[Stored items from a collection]
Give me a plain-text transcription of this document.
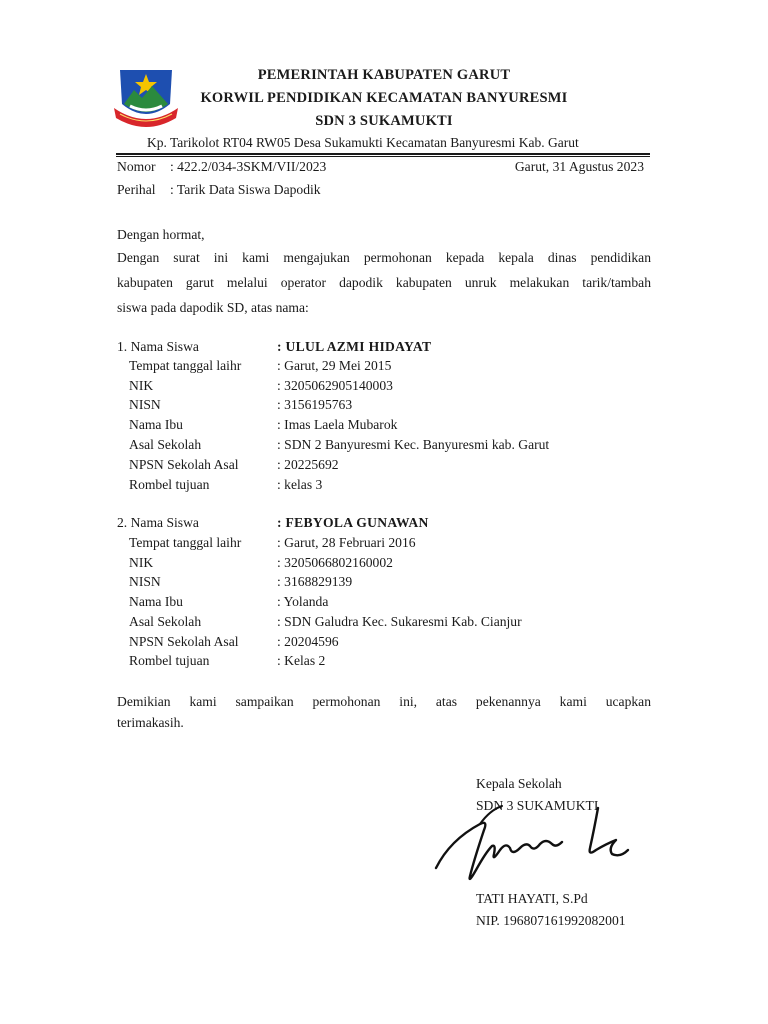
PEMERINTAH KABUPATEN GARUT
KORWIL PENDIDIKAN KECAMATAN BANYURESMI
SDN 3 SUKAMUKTI
Kp. Tarikolot RT04 RW05 Desa Sukamukti Kecamatan Banyuresmi Kab. Garut
Nomor : 422.2/034-3SKM/VII/2023	Garut, 31 Agustus 2023
Perihal : Tarik Data Siswa Dapodik
Dengan hormat,
Dengan surat ini kami mengajukan permohonan kepada kepala dinas pendidikan
kabupaten garut melalui operator dapodik kabupaten unruk melakukan tarik/tambah
siswa pada dapodik SD, atas nama:
1. Nama Siswa	: ULUL AZMI HIDAYAT
Tempat tanggal laihr	: Garut, 29 Mei 2015
NIK	: 3205062905140003
NISN	: 3156195763
Nama Ibu	: Imas Laela Mubarok
Asal Sekolah	: SDN 2 Banyuresmi Kec. Banyuresmi kab. Garut
NPSN Sekolah Asal	: 20225692
Rombel tujuan	: kelas 3
2. Nama Siswa	: FEBYOLA GUNAWAN
Tempat tanggal laihr	: Garut, 28 Februari 2016
NIK	: 3205066802160002
NISN	: 3168829139
Nama Ibu	: Yolanda
Asal Sekolah	: SDN Galudra Kec. Sukaresmi Kab. Cianjur
NPSN Sekolah Asal	: 20204596
Rombel tujuan	: Kelas 2
Demikian kami sampaikan permohonan ini, atas pekenannya kami ucapkan
terimakasih.
Kepala Sekolah
SDN 3 SUKAMUKTI
TATI HAYATI, S.Pd
NIP. 196807161992082001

## REQUIREMENT
Look through the listing and extract every line with "kami" in it.

## RESULT OF THE TASK
Dengan surat ini kami mengajukan permohonan kepada kepala dinas pendidikan
Demikian kami sampaikan permohonan ini, atas pekenannya kami ucapkan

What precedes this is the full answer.